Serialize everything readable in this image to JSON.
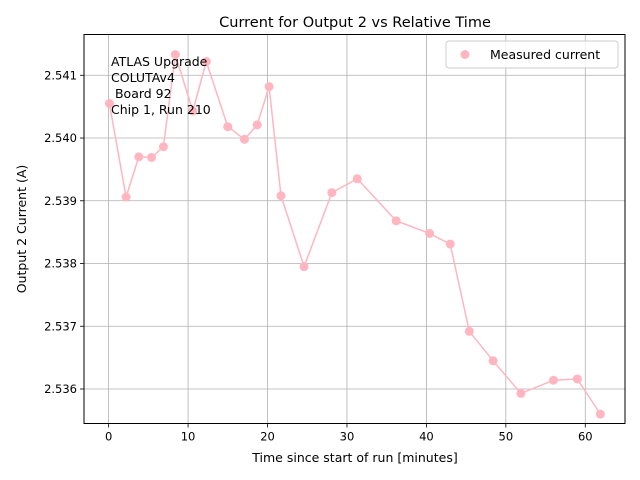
{
  "chart_data": {
    "type": "line",
    "title": "Current for Output 2 vs Relative Time",
    "xlabel": "Time since start of run [minutes]",
    "ylabel": "Output 2 Current (A)",
    "xlim": [
      -3.1,
      65
    ],
    "ylim": [
      2.53545,
      2.54165
    ],
    "xticks": [
      0,
      10,
      20,
      30,
      40,
      50,
      60
    ],
    "yticks": [
      2.536,
      2.537,
      2.538,
      2.539,
      2.54,
      2.541
    ],
    "ytick_labels": [
      "2.536",
      "2.537",
      "2.538",
      "2.539",
      "2.540",
      "2.541"
    ],
    "grid": true,
    "legend_position": "top-right",
    "annotation_lines": [
      "ATLAS Upgrade",
      "COLUTAv4",
      " Board 92",
      "Chip 1, Run 210"
    ],
    "series": [
      {
        "name": "Measured current",
        "color": "#ffb6c1",
        "x": [
          0.1,
          2.2,
          3.8,
          5.4,
          6.9,
          8.4,
          10.6,
          12.3,
          15.0,
          17.1,
          18.7,
          20.2,
          21.7,
          24.6,
          28.1,
          31.3,
          36.2,
          40.4,
          43.0,
          45.4,
          48.4,
          51.9,
          56.0,
          59.0,
          61.9
        ],
        "y": [
          2.54055,
          2.53906,
          2.5397,
          2.53969,
          2.53986,
          2.54133,
          2.54043,
          2.54122,
          2.54018,
          2.53998,
          2.54021,
          2.54082,
          2.53908,
          2.53795,
          2.53913,
          2.53935,
          2.53868,
          2.53848,
          2.53831,
          2.53692,
          2.53645,
          2.53593,
          2.53614,
          2.53616,
          2.5356
        ]
      }
    ]
  }
}
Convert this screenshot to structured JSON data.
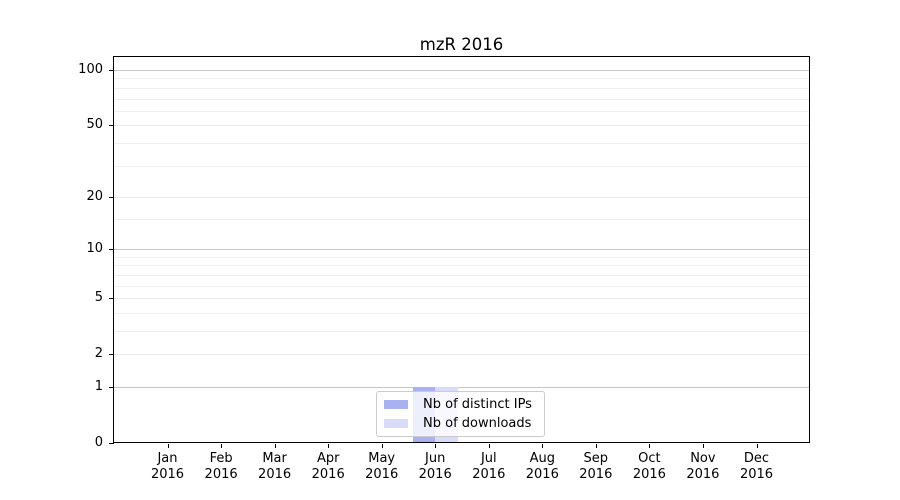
{
  "figure": {
    "title": "mzR 2016"
  },
  "chart_data": {
    "type": "bar",
    "title": "mzR 2016",
    "y_scale": "log1p",
    "ylim": [
      0,
      100
    ],
    "y_ticks": [
      0,
      1,
      2,
      5,
      10,
      20,
      50,
      100
    ],
    "y_decade_gridlines": [
      1,
      10,
      100
    ],
    "y_minor_gridlines": [
      3,
      4,
      6,
      7,
      8,
      9,
      15,
      30,
      40,
      60,
      70,
      80,
      90
    ],
    "grid": true,
    "legend_position": "lower center",
    "categories": [
      {
        "month": "Jan",
        "year": "2016"
      },
      {
        "month": "Feb",
        "year": "2016"
      },
      {
        "month": "Mar",
        "year": "2016"
      },
      {
        "month": "Apr",
        "year": "2016"
      },
      {
        "month": "May",
        "year": "2016"
      },
      {
        "month": "Jun",
        "year": "2016"
      },
      {
        "month": "Jul",
        "year": "2016"
      },
      {
        "month": "Aug",
        "year": "2016"
      },
      {
        "month": "Sep",
        "year": "2016"
      },
      {
        "month": "Oct",
        "year": "2016"
      },
      {
        "month": "Nov",
        "year": "2016"
      },
      {
        "month": "Dec",
        "year": "2016"
      }
    ],
    "series": [
      {
        "name": "Nb of distinct IPs",
        "color": "#a9b1f3",
        "values": [
          0,
          0,
          0,
          0,
          0,
          1,
          0,
          0,
          0,
          0,
          0,
          0
        ]
      },
      {
        "name": "Nb of downloads",
        "color": "#d9dcf8",
        "values": [
          0,
          0,
          0,
          0,
          0,
          1,
          0,
          0,
          0,
          0,
          0,
          0
        ]
      }
    ],
    "colors": {
      "decade_grid": "#c6c6c6",
      "tick_grid": "#e9e9e9",
      "minor_grid": "#f0f0f0",
      "axis": "#000000",
      "legend_border": "#cccccc"
    }
  }
}
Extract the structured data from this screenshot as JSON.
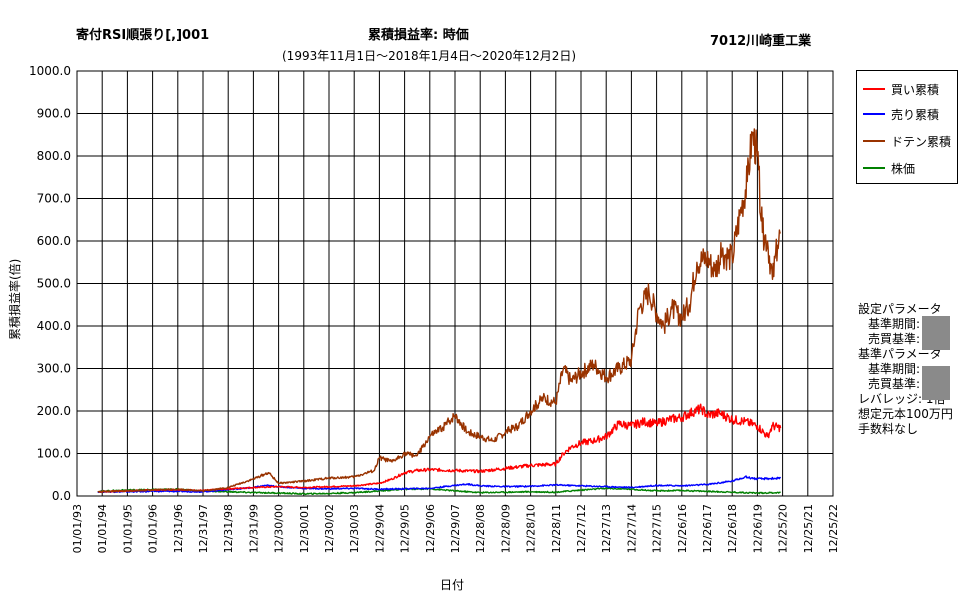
{
  "header": {
    "title_left": "寄付RSI順張り[,]001",
    "title_center": "累積損益率:  時価",
    "title_right": "7012川崎重工業",
    "subtitle": "(1993年11月1日～2018年1月4日～2020年12月2日)"
  },
  "colors": {
    "buy": "#ff0000",
    "sell": "#0000ff",
    "doten": "#993300",
    "price": "#008000",
    "grid": "#000000"
  },
  "chart_data": {
    "type": "line",
    "xlabel": "日付",
    "ylabel": "累積損益率(倍)",
    "ylim": [
      0,
      1000
    ],
    "y_ticks": [
      "0.0",
      "100.0",
      "200.0",
      "300.0",
      "400.0",
      "500.0",
      "600.0",
      "700.0",
      "800.0",
      "900.0",
      "1000.0"
    ],
    "x_ticks": [
      "01/01/93",
      "01/01/94",
      "01/01/95",
      "01/01/96",
      "12/31/96",
      "12/31/97",
      "12/31/98",
      "12/31/99",
      "12/30/00",
      "12/30/01",
      "12/30/02",
      "12/30/03",
      "12/29/04",
      "12/29/05",
      "12/29/06",
      "12/29/07",
      "12/28/08",
      "12/28/09",
      "12/28/10",
      "12/28/11",
      "12/27/12",
      "12/27/13",
      "12/27/14",
      "12/27/15",
      "12/26/16",
      "12/26/17",
      "12/26/18",
      "12/26/19",
      "12/25/20",
      "12/25/21",
      "12/25/22"
    ],
    "grid": true,
    "legend_position": "top-right-outside",
    "series": [
      {
        "name": "買い累積",
        "color": "#ff0000",
        "points": [
          [
            1993.83,
            10
          ],
          [
            1995,
            12
          ],
          [
            1996,
            14
          ],
          [
            1997,
            15
          ],
          [
            1998,
            13
          ],
          [
            1999,
            17
          ],
          [
            2000,
            20
          ],
          [
            2001,
            22
          ],
          [
            2002,
            20
          ],
          [
            2003,
            22
          ],
          [
            2004,
            24
          ],
          [
            2005,
            30
          ],
          [
            2005.5,
            40
          ],
          [
            2006,
            55
          ],
          [
            2006.5,
            60
          ],
          [
            2007,
            62
          ],
          [
            2008,
            60
          ],
          [
            2009,
            58
          ],
          [
            2010,
            65
          ],
          [
            2011,
            72
          ],
          [
            2012,
            75
          ],
          [
            2012.3,
            100
          ],
          [
            2012.6,
            115
          ],
          [
            2013,
            125
          ],
          [
            2013.5,
            130
          ],
          [
            2014,
            140
          ],
          [
            2014.5,
            170
          ],
          [
            2015,
            165
          ],
          [
            2015.5,
            175
          ],
          [
            2016,
            170
          ],
          [
            2016.5,
            180
          ],
          [
            2017,
            185
          ],
          [
            2017.5,
            200
          ],
          [
            2017.8,
            205
          ],
          [
            2018,
            190
          ],
          [
            2018.5,
            195
          ],
          [
            2019,
            180
          ],
          [
            2019.5,
            175
          ],
          [
            2020,
            165
          ],
          [
            2020.4,
            140
          ],
          [
            2020.6,
            165
          ],
          [
            2020.92,
            160
          ]
        ]
      },
      {
        "name": "売り累積",
        "color": "#0000ff",
        "points": [
          [
            1993.83,
            10
          ],
          [
            1995,
            10
          ],
          [
            1996,
            11
          ],
          [
            1997,
            11
          ],
          [
            1998,
            10
          ],
          [
            1999,
            15
          ],
          [
            2000,
            20
          ],
          [
            2000.5,
            25
          ],
          [
            2001,
            22
          ],
          [
            2002,
            18
          ],
          [
            2003,
            17
          ],
          [
            2004,
            18
          ],
          [
            2005,
            16
          ],
          [
            2006,
            17
          ],
          [
            2007,
            18
          ],
          [
            2008,
            25
          ],
          [
            2008.5,
            28
          ],
          [
            2009,
            24
          ],
          [
            2010,
            22
          ],
          [
            2011,
            23
          ],
          [
            2012,
            26
          ],
          [
            2013,
            24
          ],
          [
            2014,
            22
          ],
          [
            2015,
            20
          ],
          [
            2016,
            25
          ],
          [
            2017,
            24
          ],
          [
            2018,
            27
          ],
          [
            2019,
            35
          ],
          [
            2019.5,
            45
          ],
          [
            2020,
            40
          ],
          [
            2020.92,
            42
          ]
        ]
      },
      {
        "name": "ドテン累積",
        "color": "#993300",
        "points": [
          [
            1993.83,
            10
          ],
          [
            1995,
            12
          ],
          [
            1996,
            14
          ],
          [
            1997,
            16
          ],
          [
            1998,
            12
          ],
          [
            1999,
            20
          ],
          [
            2000,
            40
          ],
          [
            2000.6,
            55
          ],
          [
            2001,
            30
          ],
          [
            2002,
            35
          ],
          [
            2003,
            42
          ],
          [
            2004,
            45
          ],
          [
            2004.8,
            60
          ],
          [
            2005,
            90
          ],
          [
            2005.5,
            80
          ],
          [
            2006,
            100
          ],
          [
            2006.5,
            95
          ],
          [
            2007,
            140
          ],
          [
            2007.5,
            160
          ],
          [
            2008,
            190
          ],
          [
            2008.5,
            150
          ],
          [
            2009,
            140
          ],
          [
            2009.5,
            130
          ],
          [
            2010,
            150
          ],
          [
            2010.5,
            165
          ],
          [
            2011,
            200
          ],
          [
            2011.5,
            230
          ],
          [
            2012,
            220
          ],
          [
            2012.3,
            300
          ],
          [
            2012.6,
            270
          ],
          [
            2013,
            290
          ],
          [
            2013.5,
            310
          ],
          [
            2014,
            280
          ],
          [
            2014.5,
            300
          ],
          [
            2015,
            320
          ],
          [
            2015.3,
            440
          ],
          [
            2015.7,
            480
          ],
          [
            2016,
            430
          ],
          [
            2016.3,
            400
          ],
          [
            2016.6,
            440
          ],
          [
            2017,
            420
          ],
          [
            2017.3,
            450
          ],
          [
            2017.6,
            550
          ],
          [
            2018,
            560
          ],
          [
            2018.3,
            530
          ],
          [
            2018.6,
            570
          ],
          [
            2019,
            560
          ],
          [
            2019.3,
            660
          ],
          [
            2019.6,
            740
          ],
          [
            2019.8,
            850
          ],
          [
            2020,
            800
          ],
          [
            2020.2,
            620
          ],
          [
            2020.4,
            600
          ],
          [
            2020.6,
            510
          ],
          [
            2020.8,
            590
          ],
          [
            2020.92,
            620
          ]
        ]
      },
      {
        "name": "株価",
        "color": "#008000",
        "points": [
          [
            1993.83,
            11
          ],
          [
            1995,
            14
          ],
          [
            1996,
            15
          ],
          [
            1997,
            16
          ],
          [
            1998,
            12
          ],
          [
            1999,
            10
          ],
          [
            2000,
            8
          ],
          [
            2001,
            7
          ],
          [
            2002,
            5
          ],
          [
            2003,
            6
          ],
          [
            2004,
            8
          ],
          [
            2005,
            12
          ],
          [
            2006,
            16
          ],
          [
            2007,
            17
          ],
          [
            2008,
            12
          ],
          [
            2009,
            8
          ],
          [
            2010,
            9
          ],
          [
            2011,
            10
          ],
          [
            2012,
            9
          ],
          [
            2013,
            14
          ],
          [
            2014,
            18
          ],
          [
            2015,
            16
          ],
          [
            2016,
            12
          ],
          [
            2017,
            13
          ],
          [
            2018,
            11
          ],
          [
            2019,
            9
          ],
          [
            2020,
            7
          ],
          [
            2020.92,
            8
          ]
        ]
      }
    ]
  },
  "params": {
    "setting_header": "設定パラメータ",
    "setting_period": "基準期間:",
    "setting_trade": "売買基準:",
    "base_header": "基準パラメータ",
    "base_period": "基準期間:",
    "base_trade": "売買基準:",
    "leverage": "レバレッジ: 1倍",
    "capital": "想定元本100万円",
    "fee": "手数料なし"
  }
}
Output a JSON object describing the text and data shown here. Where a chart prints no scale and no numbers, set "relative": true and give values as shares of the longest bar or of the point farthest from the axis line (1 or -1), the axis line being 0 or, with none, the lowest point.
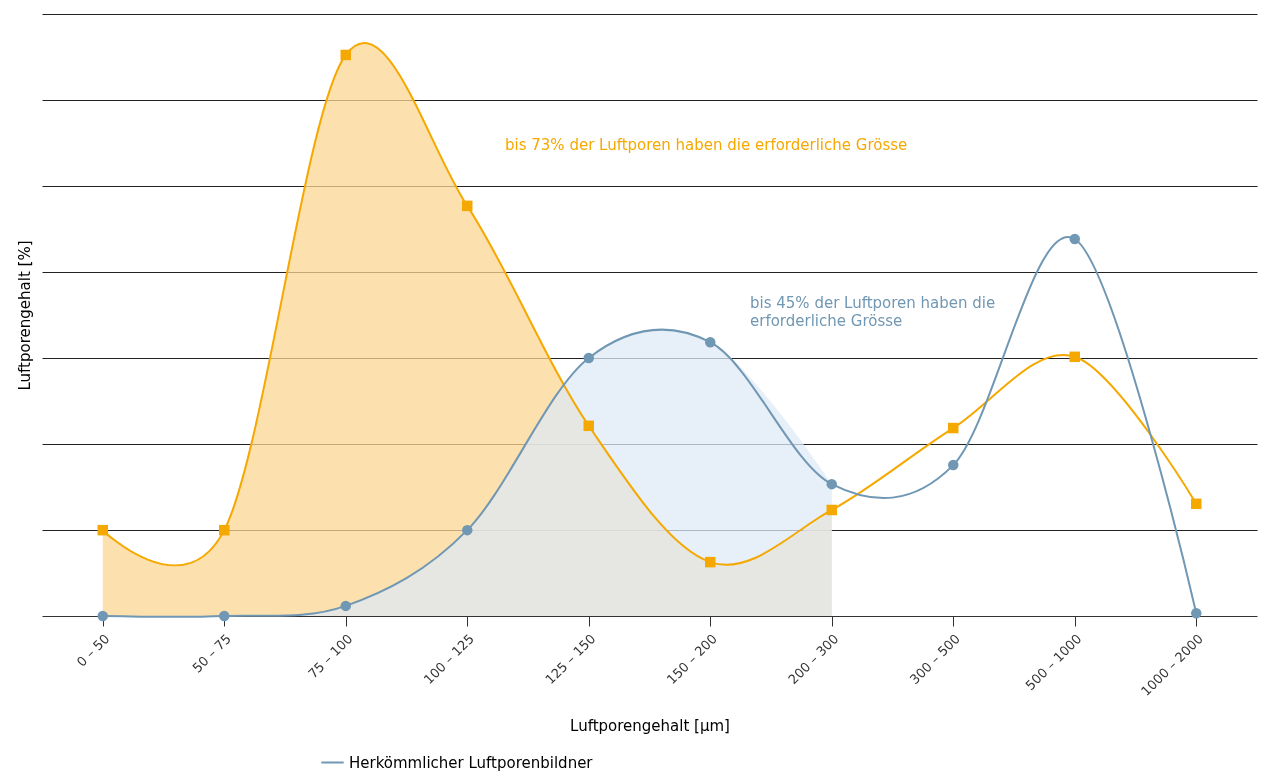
{
  "chart_data": {
    "type": "line",
    "relative": true,
    "xlabel": "Luftporengehalt [µm]",
    "ylabel": "Luftporengehalt [%]",
    "grid": "y",
    "legend": "bottom left",
    "categories": [
      "0 – 50",
      "50 – 75",
      "75 – 100",
      "100 – 125",
      "125 – 150",
      "150 – 200",
      "200 – 300",
      "300 – 500",
      "500 – 1000",
      "1000 – 2000"
    ],
    "series": [
      {
        "type": "area",
        "color": "#fbd591",
        "values": [
          0.153,
          0.153,
          1,
          0.731,
          0.339,
          0.096,
          0.189,
          null,
          null,
          null
        ]
      },
      {
        "type": "area",
        "color": "#dfeaf5",
        "values": [
          0,
          0,
          0.018,
          0.153,
          0.46,
          0.488,
          0.235,
          null,
          null,
          null
        ]
      },
      {
        "color": "#f5a800",
        "marker": "square",
        "values": [
          0.153,
          0.153,
          1,
          0.731,
          0.339,
          0.096,
          0.189,
          0.335,
          0.462,
          0.2
        ]
      },
      {
        "name": "Herkömmlicher Luftporenbildner",
        "color": "#7097b3",
        "marker": "circle",
        "values": [
          0,
          0,
          0.018,
          0.153,
          0.46,
          0.488,
          0.235,
          0.269,
          0.672,
          0.005
        ]
      }
    ],
    "annotations": [
      "bis 73% der Luftporen haben die erforderliche Grösse",
      "bis 45% der Luftporen haben die erforderliche Grösse"
    ]
  }
}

§

§ GOAL
The answer is the number of lines in the preceding material that hold "axis"; write that number and nothing else.

§ EXERCISE ANSWER
2